▶ [SHORT EXERCISE]
Type out the records that follow, exactly as given.
BEGIN SUPPLIED MATERIAL
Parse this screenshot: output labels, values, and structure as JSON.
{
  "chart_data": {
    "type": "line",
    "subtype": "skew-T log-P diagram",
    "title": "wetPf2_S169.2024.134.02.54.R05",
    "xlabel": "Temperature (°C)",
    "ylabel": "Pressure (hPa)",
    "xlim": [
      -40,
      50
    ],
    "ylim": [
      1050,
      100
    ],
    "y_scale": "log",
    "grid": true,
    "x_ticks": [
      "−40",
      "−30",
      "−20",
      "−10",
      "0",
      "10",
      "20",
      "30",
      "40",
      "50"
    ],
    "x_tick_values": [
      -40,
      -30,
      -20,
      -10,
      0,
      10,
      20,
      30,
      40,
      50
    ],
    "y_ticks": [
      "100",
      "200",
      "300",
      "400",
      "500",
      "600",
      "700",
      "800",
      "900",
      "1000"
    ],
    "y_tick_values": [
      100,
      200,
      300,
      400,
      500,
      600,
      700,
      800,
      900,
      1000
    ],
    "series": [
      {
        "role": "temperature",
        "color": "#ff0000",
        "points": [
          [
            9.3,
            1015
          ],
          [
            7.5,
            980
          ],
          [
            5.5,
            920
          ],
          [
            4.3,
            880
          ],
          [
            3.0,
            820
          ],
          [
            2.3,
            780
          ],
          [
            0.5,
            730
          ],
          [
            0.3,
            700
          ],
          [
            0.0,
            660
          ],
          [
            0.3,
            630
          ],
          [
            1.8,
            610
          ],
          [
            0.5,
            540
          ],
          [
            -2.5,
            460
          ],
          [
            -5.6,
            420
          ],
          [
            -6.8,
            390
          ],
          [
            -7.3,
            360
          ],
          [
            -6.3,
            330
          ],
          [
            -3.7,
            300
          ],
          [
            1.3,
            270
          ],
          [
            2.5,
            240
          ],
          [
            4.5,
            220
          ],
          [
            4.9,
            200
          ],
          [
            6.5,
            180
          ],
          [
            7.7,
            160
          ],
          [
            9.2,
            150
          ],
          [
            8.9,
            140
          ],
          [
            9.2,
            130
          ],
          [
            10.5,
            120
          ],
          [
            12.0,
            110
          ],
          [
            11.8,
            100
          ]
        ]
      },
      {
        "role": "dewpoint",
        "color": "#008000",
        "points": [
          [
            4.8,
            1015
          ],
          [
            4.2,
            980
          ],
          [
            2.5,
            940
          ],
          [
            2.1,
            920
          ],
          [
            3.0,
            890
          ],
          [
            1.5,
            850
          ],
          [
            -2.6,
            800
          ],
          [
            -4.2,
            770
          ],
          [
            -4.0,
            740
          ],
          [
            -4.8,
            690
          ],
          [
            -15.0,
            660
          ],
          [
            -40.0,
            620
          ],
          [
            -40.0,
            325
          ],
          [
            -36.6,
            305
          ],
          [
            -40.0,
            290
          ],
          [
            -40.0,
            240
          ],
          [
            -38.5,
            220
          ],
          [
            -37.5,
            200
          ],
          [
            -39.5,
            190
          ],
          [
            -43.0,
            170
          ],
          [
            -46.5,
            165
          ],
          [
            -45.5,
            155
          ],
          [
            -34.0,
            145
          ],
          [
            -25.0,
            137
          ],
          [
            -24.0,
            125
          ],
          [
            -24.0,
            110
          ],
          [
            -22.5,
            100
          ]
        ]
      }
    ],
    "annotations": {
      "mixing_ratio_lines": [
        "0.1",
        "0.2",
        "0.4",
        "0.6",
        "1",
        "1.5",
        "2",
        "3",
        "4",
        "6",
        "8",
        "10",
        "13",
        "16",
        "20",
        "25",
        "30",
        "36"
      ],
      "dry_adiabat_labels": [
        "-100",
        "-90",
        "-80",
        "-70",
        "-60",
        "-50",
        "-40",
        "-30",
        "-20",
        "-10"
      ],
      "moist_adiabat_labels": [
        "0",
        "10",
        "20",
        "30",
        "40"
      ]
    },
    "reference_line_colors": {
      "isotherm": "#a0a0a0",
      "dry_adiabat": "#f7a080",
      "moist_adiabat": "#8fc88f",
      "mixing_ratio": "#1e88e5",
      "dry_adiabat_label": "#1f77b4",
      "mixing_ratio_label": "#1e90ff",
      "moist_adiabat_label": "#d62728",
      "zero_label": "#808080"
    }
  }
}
END SUPPLIED MATERIAL
▶ [REPLY TO THE TASK]
Parse this screenshot: output labels, values, and structure as JSON.
{
  "chart_data": {
    "type": "line",
    "subtype": "skew-T log-P diagram",
    "title": "wetPf2_S169.2024.134.02.54.R05",
    "xlabel": "Temperature (°C)",
    "ylabel": "Pressure (hPa)",
    "xlim": [
      -40,
      50
    ],
    "ylim": [
      1050,
      100
    ],
    "y_scale": "log",
    "grid": true,
    "x_ticks": [
      "−40",
      "−30",
      "−20",
      "−10",
      "0",
      "10",
      "20",
      "30",
      "40",
      "50"
    ],
    "x_tick_values": [
      -40,
      -30,
      -20,
      -10,
      0,
      10,
      20,
      30,
      40,
      50
    ],
    "y_ticks": [
      "100",
      "200",
      "300",
      "400",
      "500",
      "600",
      "700",
      "800",
      "900",
      "1000"
    ],
    "y_tick_values": [
      100,
      200,
      300,
      400,
      500,
      600,
      700,
      800,
      900,
      1000
    ],
    "series": [
      {
        "role": "temperature",
        "color": "#ff0000",
        "points": [
          [
            9.3,
            1015
          ],
          [
            7.5,
            980
          ],
          [
            5.5,
            920
          ],
          [
            4.3,
            880
          ],
          [
            3.0,
            820
          ],
          [
            2.3,
            780
          ],
          [
            0.5,
            730
          ],
          [
            0.3,
            700
          ],
          [
            0.0,
            660
          ],
          [
            0.3,
            630
          ],
          [
            1.8,
            610
          ],
          [
            0.5,
            540
          ],
          [
            -2.5,
            460
          ],
          [
            -5.6,
            420
          ],
          [
            -6.8,
            390
          ],
          [
            -7.3,
            360
          ],
          [
            -6.3,
            330
          ],
          [
            -3.7,
            300
          ],
          [
            1.3,
            270
          ],
          [
            2.5,
            240
          ],
          [
            4.5,
            220
          ],
          [
            4.9,
            200
          ],
          [
            6.5,
            180
          ],
          [
            7.7,
            160
          ],
          [
            9.2,
            150
          ],
          [
            8.9,
            140
          ],
          [
            9.2,
            130
          ],
          [
            10.5,
            120
          ],
          [
            12.0,
            110
          ],
          [
            11.8,
            100
          ]
        ]
      },
      {
        "role": "dewpoint",
        "color": "#008000",
        "points": [
          [
            4.8,
            1015
          ],
          [
            4.2,
            980
          ],
          [
            2.5,
            940
          ],
          [
            2.1,
            920
          ],
          [
            3.0,
            890
          ],
          [
            1.5,
            850
          ],
          [
            -2.6,
            800
          ],
          [
            -4.2,
            770
          ],
          [
            -4.0,
            740
          ],
          [
            -4.8,
            690
          ],
          [
            -15.0,
            660
          ],
          [
            -40.0,
            620
          ],
          [
            -40.0,
            325
          ],
          [
            -36.6,
            305
          ],
          [
            -40.0,
            290
          ],
          [
            -40.0,
            240
          ],
          [
            -38.5,
            220
          ],
          [
            -37.5,
            200
          ],
          [
            -39.5,
            190
          ],
          [
            -43.0,
            170
          ],
          [
            -46.5,
            165
          ],
          [
            -45.5,
            155
          ],
          [
            -34.0,
            145
          ],
          [
            -25.0,
            137
          ],
          [
            -24.0,
            125
          ],
          [
            -24.0,
            110
          ],
          [
            -22.5,
            100
          ]
        ]
      }
    ],
    "annotations": {
      "mixing_ratio_lines": [
        "0.1",
        "0.2",
        "0.4",
        "0.6",
        "1",
        "1.5",
        "2",
        "3",
        "4",
        "6",
        "8",
        "10",
        "13",
        "16",
        "20",
        "25",
        "30",
        "36"
      ],
      "dry_adiabat_labels": [
        "-100",
        "-90",
        "-80",
        "-70",
        "-60",
        "-50",
        "-40",
        "-30",
        "-20",
        "-10"
      ],
      "moist_adiabat_labels": [
        "0",
        "10",
        "20",
        "30",
        "40"
      ]
    },
    "reference_line_colors": {
      "isotherm": "#a0a0a0",
      "dry_adiabat": "#f7a080",
      "moist_adiabat": "#8fc88f",
      "mixing_ratio": "#1e88e5",
      "dry_adiabat_label": "#1f77b4",
      "mixing_ratio_label": "#1e90ff",
      "moist_adiabat_label": "#d62728",
      "zero_label": "#808080"
    }
  }
}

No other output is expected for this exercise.